··· MATERIAL ···

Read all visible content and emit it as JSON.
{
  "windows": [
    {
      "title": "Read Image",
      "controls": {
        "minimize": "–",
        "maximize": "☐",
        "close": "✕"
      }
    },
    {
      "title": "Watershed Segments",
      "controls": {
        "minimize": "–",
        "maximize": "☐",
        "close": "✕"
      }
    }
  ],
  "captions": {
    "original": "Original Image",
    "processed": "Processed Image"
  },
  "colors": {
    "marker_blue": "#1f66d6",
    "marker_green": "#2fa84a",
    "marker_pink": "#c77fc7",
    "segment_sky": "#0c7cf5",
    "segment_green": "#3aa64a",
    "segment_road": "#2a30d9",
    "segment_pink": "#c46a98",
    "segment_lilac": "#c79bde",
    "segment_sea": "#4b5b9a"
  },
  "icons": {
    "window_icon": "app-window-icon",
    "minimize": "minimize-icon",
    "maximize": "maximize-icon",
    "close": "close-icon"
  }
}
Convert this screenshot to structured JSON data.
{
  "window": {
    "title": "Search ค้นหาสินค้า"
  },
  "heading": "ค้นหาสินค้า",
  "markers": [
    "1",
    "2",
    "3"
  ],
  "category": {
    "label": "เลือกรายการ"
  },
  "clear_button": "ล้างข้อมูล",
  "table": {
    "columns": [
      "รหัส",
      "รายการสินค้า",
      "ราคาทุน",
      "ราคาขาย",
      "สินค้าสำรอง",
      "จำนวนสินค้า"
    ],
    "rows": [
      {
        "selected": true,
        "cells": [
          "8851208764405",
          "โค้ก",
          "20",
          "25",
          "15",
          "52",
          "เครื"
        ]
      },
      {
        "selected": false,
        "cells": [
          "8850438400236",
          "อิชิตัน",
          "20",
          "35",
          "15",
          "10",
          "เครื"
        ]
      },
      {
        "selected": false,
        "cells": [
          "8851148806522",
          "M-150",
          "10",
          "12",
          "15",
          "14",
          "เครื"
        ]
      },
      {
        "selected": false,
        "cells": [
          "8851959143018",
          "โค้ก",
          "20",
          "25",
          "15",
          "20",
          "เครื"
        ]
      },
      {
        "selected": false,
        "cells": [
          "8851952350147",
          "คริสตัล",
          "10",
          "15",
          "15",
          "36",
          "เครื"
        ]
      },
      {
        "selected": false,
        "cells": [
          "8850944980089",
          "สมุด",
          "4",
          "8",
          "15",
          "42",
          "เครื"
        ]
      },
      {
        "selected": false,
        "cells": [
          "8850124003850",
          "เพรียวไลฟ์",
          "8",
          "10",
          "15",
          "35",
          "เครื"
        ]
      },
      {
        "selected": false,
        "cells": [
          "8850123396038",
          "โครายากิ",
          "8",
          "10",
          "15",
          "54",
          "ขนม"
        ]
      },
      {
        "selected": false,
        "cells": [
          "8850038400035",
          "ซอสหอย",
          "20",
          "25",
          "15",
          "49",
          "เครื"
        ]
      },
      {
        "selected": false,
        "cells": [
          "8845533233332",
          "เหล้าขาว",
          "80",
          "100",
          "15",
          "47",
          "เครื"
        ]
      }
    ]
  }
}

···

PROBLEM:
Pull out all lines from the entries above that include the word "Read".

OUTPUT OF THE TASK:
Read all visible content and emit it as JSON.
      "title": "Read Image",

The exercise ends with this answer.